> _Written request_
Give back exactly the lines from the one holding "What data populates" to the bottom of the material, both included, and nothing more. No pictures.
### Data for this exercise
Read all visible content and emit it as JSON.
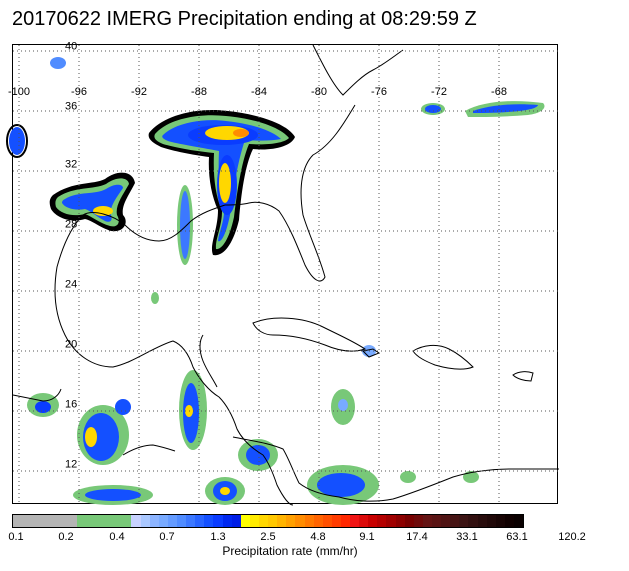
{
  "title": "20170622 IMERG Precipitation ending at 08:29:59 Z",
  "map": {
    "longitude_labels": [
      "-100",
      "-96",
      "-92",
      "-88",
      "-84",
      "-80",
      "-76",
      "-72",
      "-68"
    ],
    "latitude_labels": [
      "40",
      "36",
      "32",
      "28",
      "24",
      "20",
      "16",
      "12"
    ],
    "grid": "dotted"
  },
  "colorbar": {
    "tick_labels": [
      "0.1",
      "0.2",
      "0.4",
      "0.7",
      "1.3",
      "2.5",
      "4.8",
      "9.1",
      "17.4",
      "33.1",
      "63.1",
      "120.2"
    ],
    "units_label": "Precipitation rate (mm/hr)",
    "colors": [
      "#b4b4b4",
      "#b4b4b4",
      "#b4b4b4",
      "#b4b4b4",
      "#b4b4b4",
      "#b4b4b4",
      "#b4b4b4",
      "#78c878",
      "#78c878",
      "#78c878",
      "#78c878",
      "#78c878",
      "#78c878",
      "#c8d2ff",
      "#aac8ff",
      "#8cb4ff",
      "#78aaff",
      "#649bff",
      "#508cff",
      "#3c78ff",
      "#2864ff",
      "#1450ff",
      "#0a3cff",
      "#0028f0",
      "#001ee6",
      "#ffff00",
      "#ffeb00",
      "#ffd700",
      "#ffc800",
      "#ffb400",
      "#ffa000",
      "#ff8c00",
      "#ff7800",
      "#ff6400",
      "#ff5000",
      "#ff3c00",
      "#ff2800",
      "#f01414",
      "#dc0a0a",
      "#c80000",
      "#b40000",
      "#a00000",
      "#8c0000",
      "#780000",
      "#6e0a0a",
      "#641414",
      "#5a1414",
      "#501414",
      "#461414",
      "#3c1414",
      "#321010",
      "#280c0c",
      "#200808",
      "#180404",
      "#100000",
      "#0a0000"
    ]
  }
}
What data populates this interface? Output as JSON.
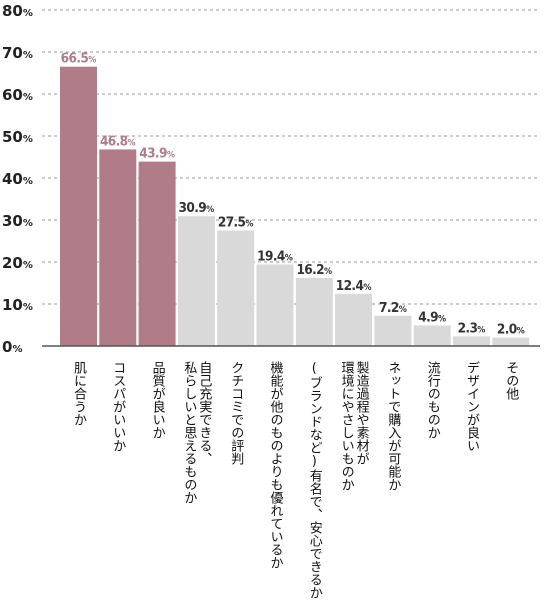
{
  "chart_data": {
    "type": "bar",
    "categories": [
      [
        "肌に合うか"
      ],
      [
        "コスパがいいか"
      ],
      [
        "品質が良いか"
      ],
      [
        "自己充実できる、",
        "私らしいと思えるものか"
      ],
      [
        "クチコミでの評判"
      ],
      [
        "機能が他のものよりも優れているか"
      ],
      [
        "(ブランドなど)有名で、安心できるか"
      ],
      [
        "製造過程や素材が",
        "環境にやさしいものか"
      ],
      [
        "ネットで購入が可能か"
      ],
      [
        "流行のものか"
      ],
      [
        "デザインが良い"
      ],
      [
        "その他"
      ]
    ],
    "values": [
      66.5,
      46.8,
      43.9,
      30.9,
      27.5,
      19.4,
      16.2,
      12.4,
      7.2,
      4.9,
      2.3,
      2.0
    ],
    "value_labels": [
      "66.5%",
      "46.8%",
      "43.9%",
      "30.9%",
      "27.5%",
      "19.4%",
      "16.2%",
      "12.4%",
      "7.2%",
      "4.9%",
      "2.3%",
      "2.0%"
    ],
    "highlight_count": 3,
    "ylim": [
      0,
      80
    ],
    "yticks": [
      0,
      10,
      20,
      30,
      40,
      50,
      60,
      70,
      80
    ],
    "ytick_labels": [
      "0%",
      "10%",
      "20%",
      "30%",
      "40%",
      "50%",
      "60%",
      "70%",
      "80%"
    ],
    "grid": "dashed horizontal",
    "colors": {
      "highlight_bar": "#b07c88",
      "normal_bar": "#d9d9d9",
      "highlight_label": "#b07c88",
      "normal_label": "#333333",
      "grid": "#999999",
      "axis": "#555555"
    }
  }
}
######
> _Exercise output_
What data populates this interface? Output as JSON.
{
  "chart_data": {
    "type": "bar",
    "categories": [
      [
        "肌に合うか"
      ],
      [
        "コスパがいいか"
      ],
      [
        "品質が良いか"
      ],
      [
        "自己充実できる、",
        "私らしいと思えるものか"
      ],
      [
        "クチコミでの評判"
      ],
      [
        "機能が他のものよりも優れているか"
      ],
      [
        "(ブランドなど)有名で、安心できるか"
      ],
      [
        "製造過程や素材が",
        "環境にやさしいものか"
      ],
      [
        "ネットで購入が可能か"
      ],
      [
        "流行のものか"
      ],
      [
        "デザインが良い"
      ],
      [
        "その他"
      ]
    ],
    "values": [
      66.5,
      46.8,
      43.9,
      30.9,
      27.5,
      19.4,
      16.2,
      12.4,
      7.2,
      4.9,
      2.3,
      2.0
    ],
    "value_labels": [
      "66.5%",
      "46.8%",
      "43.9%",
      "30.9%",
      "27.5%",
      "19.4%",
      "16.2%",
      "12.4%",
      "7.2%",
      "4.9%",
      "2.3%",
      "2.0%"
    ],
    "highlight_count": 3,
    "ylim": [
      0,
      80
    ],
    "yticks": [
      0,
      10,
      20,
      30,
      40,
      50,
      60,
      70,
      80
    ],
    "ytick_labels": [
      "0%",
      "10%",
      "20%",
      "30%",
      "40%",
      "50%",
      "60%",
      "70%",
      "80%"
    ],
    "grid": "dashed horizontal",
    "colors": {
      "highlight_bar": "#b07c88",
      "normal_bar": "#d9d9d9",
      "highlight_label": "#b07c88",
      "normal_label": "#333333",
      "grid": "#999999",
      "axis": "#555555"
    }
  }
}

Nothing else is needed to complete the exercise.